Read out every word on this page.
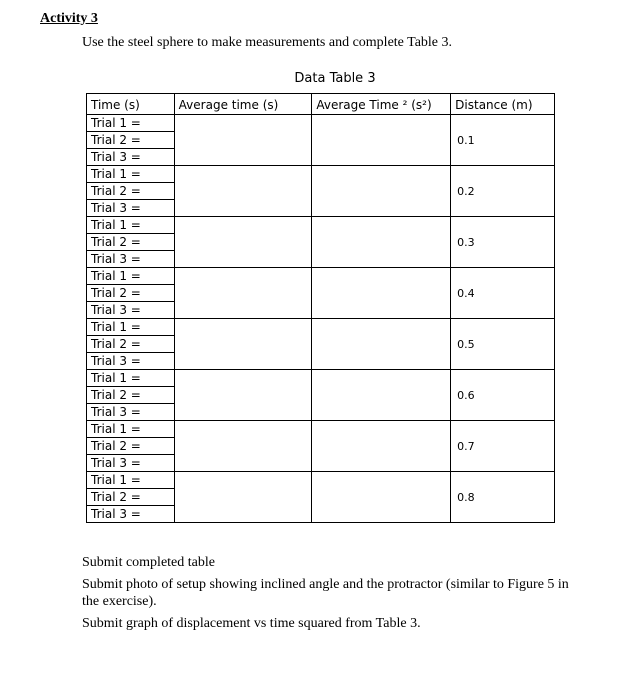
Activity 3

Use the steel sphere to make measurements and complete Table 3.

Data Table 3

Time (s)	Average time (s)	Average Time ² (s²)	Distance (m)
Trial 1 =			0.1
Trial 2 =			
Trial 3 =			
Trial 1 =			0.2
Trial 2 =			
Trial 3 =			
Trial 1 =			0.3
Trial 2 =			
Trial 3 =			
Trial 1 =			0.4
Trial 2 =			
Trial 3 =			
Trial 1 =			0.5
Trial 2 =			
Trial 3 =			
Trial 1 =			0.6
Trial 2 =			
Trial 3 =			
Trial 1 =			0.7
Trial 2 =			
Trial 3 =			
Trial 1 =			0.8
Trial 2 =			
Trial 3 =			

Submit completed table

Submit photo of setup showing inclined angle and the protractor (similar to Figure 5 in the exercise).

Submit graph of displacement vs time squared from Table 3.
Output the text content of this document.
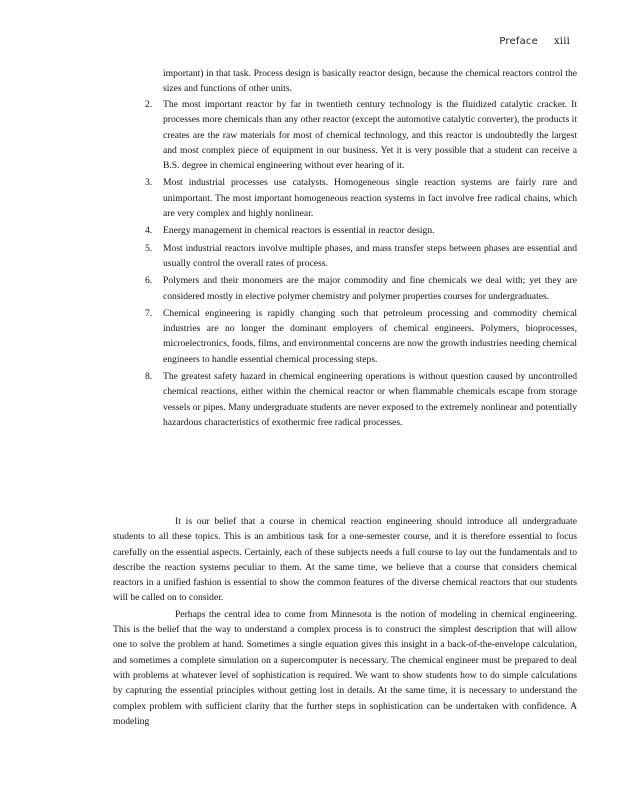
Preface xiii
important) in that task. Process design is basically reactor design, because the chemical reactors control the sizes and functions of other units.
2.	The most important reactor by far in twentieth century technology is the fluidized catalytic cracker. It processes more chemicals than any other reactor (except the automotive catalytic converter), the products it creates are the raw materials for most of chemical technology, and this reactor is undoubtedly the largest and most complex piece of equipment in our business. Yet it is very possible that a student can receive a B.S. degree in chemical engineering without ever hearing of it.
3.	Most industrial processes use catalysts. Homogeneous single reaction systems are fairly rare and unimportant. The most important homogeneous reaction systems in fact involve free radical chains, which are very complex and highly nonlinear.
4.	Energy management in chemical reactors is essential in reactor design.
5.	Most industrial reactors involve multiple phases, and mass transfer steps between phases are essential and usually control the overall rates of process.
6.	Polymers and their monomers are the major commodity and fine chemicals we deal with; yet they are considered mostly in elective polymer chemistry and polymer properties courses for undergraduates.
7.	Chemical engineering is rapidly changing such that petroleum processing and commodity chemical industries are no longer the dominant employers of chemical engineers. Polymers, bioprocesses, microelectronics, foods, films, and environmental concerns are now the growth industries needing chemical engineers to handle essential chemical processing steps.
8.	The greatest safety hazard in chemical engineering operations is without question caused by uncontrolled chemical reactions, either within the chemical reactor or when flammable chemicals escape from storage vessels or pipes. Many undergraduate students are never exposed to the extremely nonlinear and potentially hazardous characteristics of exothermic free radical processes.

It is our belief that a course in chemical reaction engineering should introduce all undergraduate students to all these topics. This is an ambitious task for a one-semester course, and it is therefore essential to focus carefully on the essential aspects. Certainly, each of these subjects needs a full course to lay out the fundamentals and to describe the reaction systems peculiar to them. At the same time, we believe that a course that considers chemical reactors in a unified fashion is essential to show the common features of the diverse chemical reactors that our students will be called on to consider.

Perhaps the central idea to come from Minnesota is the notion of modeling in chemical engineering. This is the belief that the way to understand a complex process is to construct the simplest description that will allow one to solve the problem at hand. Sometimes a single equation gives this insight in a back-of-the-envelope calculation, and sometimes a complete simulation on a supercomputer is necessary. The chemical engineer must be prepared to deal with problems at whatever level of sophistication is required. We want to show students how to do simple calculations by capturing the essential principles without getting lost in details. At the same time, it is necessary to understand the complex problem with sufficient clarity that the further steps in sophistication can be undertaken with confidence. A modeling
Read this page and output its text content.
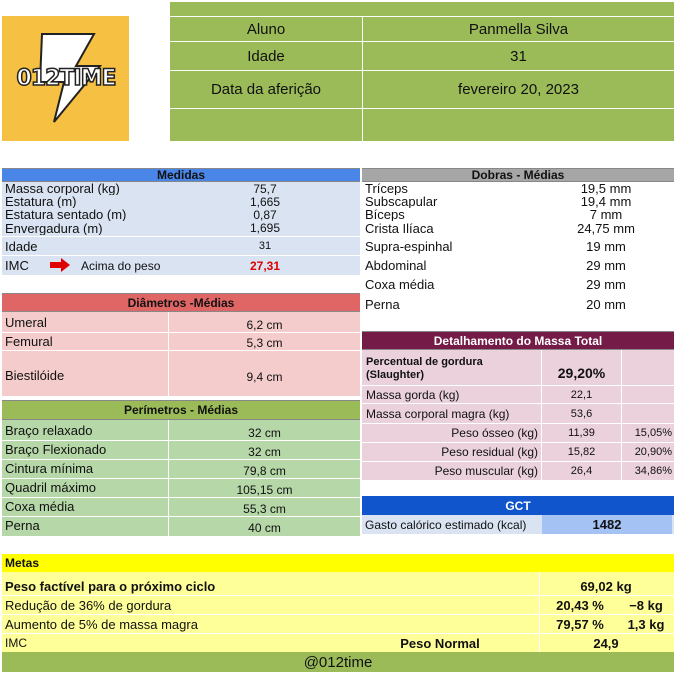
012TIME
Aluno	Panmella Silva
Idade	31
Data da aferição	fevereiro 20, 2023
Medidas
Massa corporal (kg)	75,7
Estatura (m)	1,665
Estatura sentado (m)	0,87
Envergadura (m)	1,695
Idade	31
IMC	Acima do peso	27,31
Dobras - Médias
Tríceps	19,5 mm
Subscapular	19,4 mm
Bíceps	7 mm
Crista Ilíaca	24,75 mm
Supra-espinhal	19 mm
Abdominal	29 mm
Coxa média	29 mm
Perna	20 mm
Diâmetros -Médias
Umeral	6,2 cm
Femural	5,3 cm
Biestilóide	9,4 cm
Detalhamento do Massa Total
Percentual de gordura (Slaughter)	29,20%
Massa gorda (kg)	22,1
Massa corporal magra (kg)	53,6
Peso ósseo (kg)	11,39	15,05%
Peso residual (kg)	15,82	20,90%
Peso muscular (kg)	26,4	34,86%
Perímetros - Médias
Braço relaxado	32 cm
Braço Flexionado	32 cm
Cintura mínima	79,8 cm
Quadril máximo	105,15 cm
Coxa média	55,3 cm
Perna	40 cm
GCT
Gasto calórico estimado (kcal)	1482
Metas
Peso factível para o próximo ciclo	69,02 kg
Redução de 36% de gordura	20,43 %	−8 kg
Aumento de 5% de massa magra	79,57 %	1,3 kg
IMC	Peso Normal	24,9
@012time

▬▬▬

TASK — Could you reproduce every record above exactly, leaving out the pictures?

ANSWER —
Read out every word on this page.
Activity 3

Use the steel sphere to make measurements and complete Table 3.

Data Table 3

Time (s)	Average time (s)	Average Time ² (s²)	Distance (m)
Trial 1 =			0.1
Trial 2 =			
Trial 3 =			
Trial 1 =			0.2
Trial 2 =			
Trial 3 =			
Trial 1 =			0.3
Trial 2 =			
Trial 3 =			
Trial 1 =			0.4
Trial 2 =			
Trial 3 =			
Trial 1 =			0.5
Trial 2 =			
Trial 3 =			
Trial 1 =			0.6
Trial 2 =			
Trial 3 =			
Trial 1 =			0.7
Trial 2 =			
Trial 3 =			
Trial 1 =			0.8
Trial 2 =			
Trial 3 =			

Submit completed table

Submit photo of setup showing inclined angle and the protractor (similar to Figure 5 in the exercise).

Submit graph of displacement vs time squared from Table 3.
Output the text content of this document.
Preface xiii
important) in that task. Process design is basically reactor design, because the chemical reactors control the sizes and functions of other units.
2.	The most important reactor by far in twentieth century technology is the fluidized catalytic cracker. It processes more chemicals than any other reactor (except the automotive catalytic converter), the products it creates are the raw materials for most of chemical technology, and this reactor is undoubtedly the largest and most complex piece of equipment in our business. Yet it is very possible that a student can receive a B.S. degree in chemical engineering without ever hearing of it.
3.	Most industrial processes use catalysts. Homogeneous single reaction systems are fairly rare and unimportant. The most important homogeneous reaction systems in fact involve free radical chains, which are very complex and highly nonlinear.
4.	Energy management in chemical reactors is essential in reactor design.
5.	Most industrial reactors involve multiple phases, and mass transfer steps between phases are essential and usually control the overall rates of process.
6.	Polymers and their monomers are the major commodity and fine chemicals we deal with; yet they are considered mostly in elective polymer chemistry and polymer properties courses for undergraduates.
7.	Chemical engineering is rapidly changing such that petroleum processing and commodity chemical industries are no longer the dominant employers of chemical engineers. Polymers, bioprocesses, microelectronics, foods, films, and environmental concerns are now the growth industries needing chemical engineers to handle essential chemical processing steps.
8.	The greatest safety hazard in chemical engineering operations is without question caused by uncontrolled chemical reactions, either within the chemical reactor or when flammable chemicals escape from storage vessels or pipes. Many undergraduate students are never exposed to the extremely nonlinear and potentially hazardous characteristics of exothermic free radical processes.

It is our belief that a course in chemical reaction engineering should introduce all undergraduate students to all these topics. This is an ambitious task for a one-semester course, and it is therefore essential to focus carefully on the essential aspects. Certainly, each of these subjects needs a full course to lay out the fundamentals and to describe the reaction systems peculiar to them. At the same time, we believe that a course that considers chemical reactors in a unified fashion is essential to show the common features of the diverse chemical reactors that our students will be called on to consider.

Perhaps the central idea to come from Minnesota is the notion of modeling in chemical engineering. This is the belief that the way to understand a complex process is to construct the simplest description that will allow one to solve the problem at hand. Sometimes a single equation gives this insight in a back-of-the-envelope calculation, and sometimes a complete simulation on a supercomputer is necessary. The chemical engineer must be prepared to deal with problems at whatever level of sophistication is required. We want to show students how to do simple calculations by capturing the essential principles without getting lost in details. At the same time, it is necessary to understand the complex problem with sufficient clarity that the further steps in sophistication can be undertaken with confidence. A modeling
Read this page and output its text content.
012TIME
Aluno	Panmella Silva
Idade	31
Data da aferição	fevereiro 20, 2023
Medidas
Massa corporal (kg)	75,7
Estatura (m)	1,665
Estatura sentado (m)	0,87
Envergadura (m)	1,695
Idade	31
IMC	Acima do peso	27,31
Dobras - Médias
Tríceps	19,5 mm
Subscapular	19,4 mm
Bíceps	7 mm
Crista Ilíaca	24,75 mm
Supra-espinhal	19 mm
Abdominal	29 mm
Coxa média	29 mm
Perna	20 mm
Diâmetros -Médias
Umeral	6,2 cm
Femural	5,3 cm
Biestilóide	9,4 cm
Detalhamento do Massa Total
Percentual de gordura (Slaughter)	29,20%
Massa gorda (kg)	22,1
Massa corporal magra (kg)	53,6
Peso ósseo (kg)	11,39	15,05%
Peso residual (kg)	15,82	20,90%
Peso muscular (kg)	26,4	34,86%
Perímetros - Médias
Braço relaxado	32 cm
Braço Flexionado	32 cm
Cintura mínima	79,8 cm
Quadril máximo	105,15 cm
Coxa média	55,3 cm
Perna	40 cm
GCT
Gasto calórico estimado (kcal)	1482
Metas
Peso factível para o próximo ciclo	69,02 kg
Redução de 36% de gordura	20,43 %	−8 kg
Aumento de 5% de massa magra	79,57 %	1,3 kg
IMC	Peso Normal	24,9
@012time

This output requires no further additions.